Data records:
—————

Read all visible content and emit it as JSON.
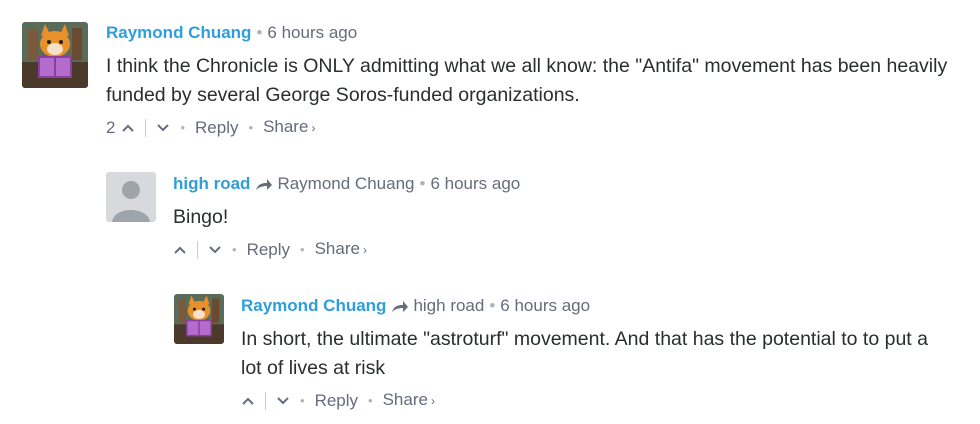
{
  "comments": [
    {
      "author": "Raymond Chuang",
      "time": "6 hours ago",
      "text": "I think the Chronicle is ONLY admitting what we all know: the \"Antifa\" movement has been heavily funded by several George Soros-funded organizations.",
      "votes": "2",
      "reply_label": "Reply",
      "share_label": "Share"
    },
    {
      "author": "high road",
      "reply_to": "Raymond Chuang",
      "time": "6 hours ago",
      "text": "Bingo!",
      "reply_label": "Reply",
      "share_label": "Share"
    },
    {
      "author": "Raymond Chuang",
      "reply_to": "high road",
      "time": "6 hours ago",
      "text": "In short, the ultimate \"astroturf\" movement. And that has the potential to to put a lot of lives at risk",
      "reply_label": "Reply",
      "share_label": "Share"
    }
  ],
  "colors": {
    "author": "#2e9fda",
    "meta": "#656c7a",
    "text": "#2a2e2e"
  },
  "icons": {
    "upvote": "chevron-up-icon",
    "downvote": "chevron-down-icon",
    "reply_arrow": "reply-arrow-icon",
    "share_caret": "chevron-right-icon"
  }
}
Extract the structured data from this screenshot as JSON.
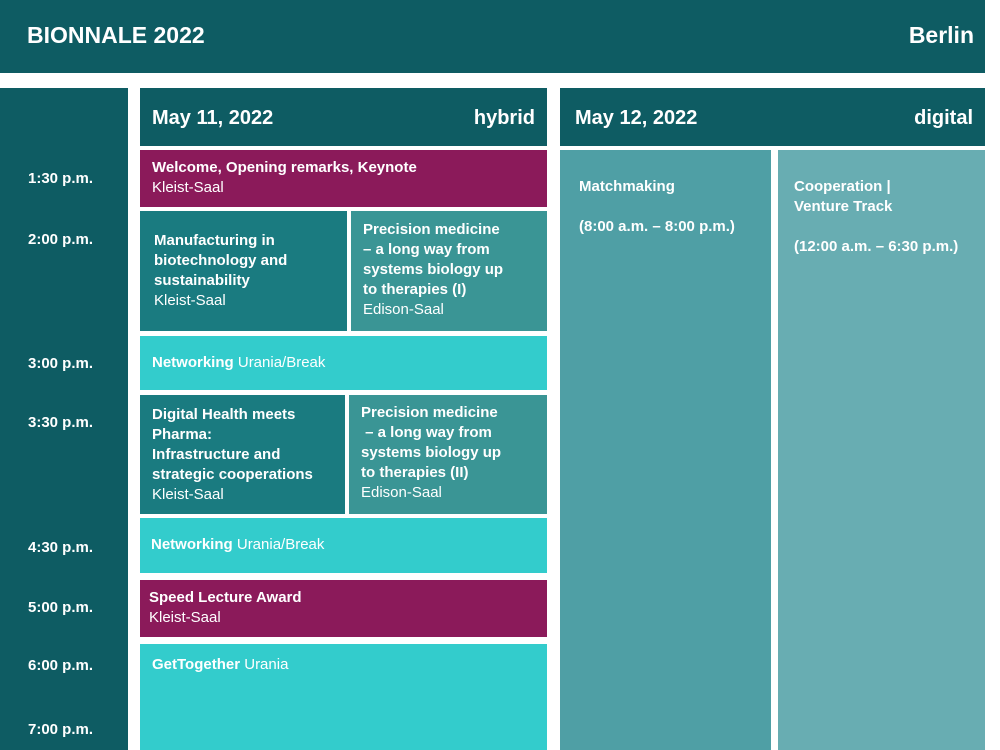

—————

- [WHAT IS NEEDED]:
Where a line of the entries contains the word "text", copy that line.

- [WRITTEN RESPONSE]:
      "text": "I think the Chronicle is ONLY admitting what we all know: the \"Antifa\" movement has been heavily funded by several George Soros-funded organizations.",
      "text": "Bingo!",
      "text": "In short, the ultimate \"astroturf\" movement. And that has the potential to to put a lot of lives at risk",
    "text": "#2a2e2e"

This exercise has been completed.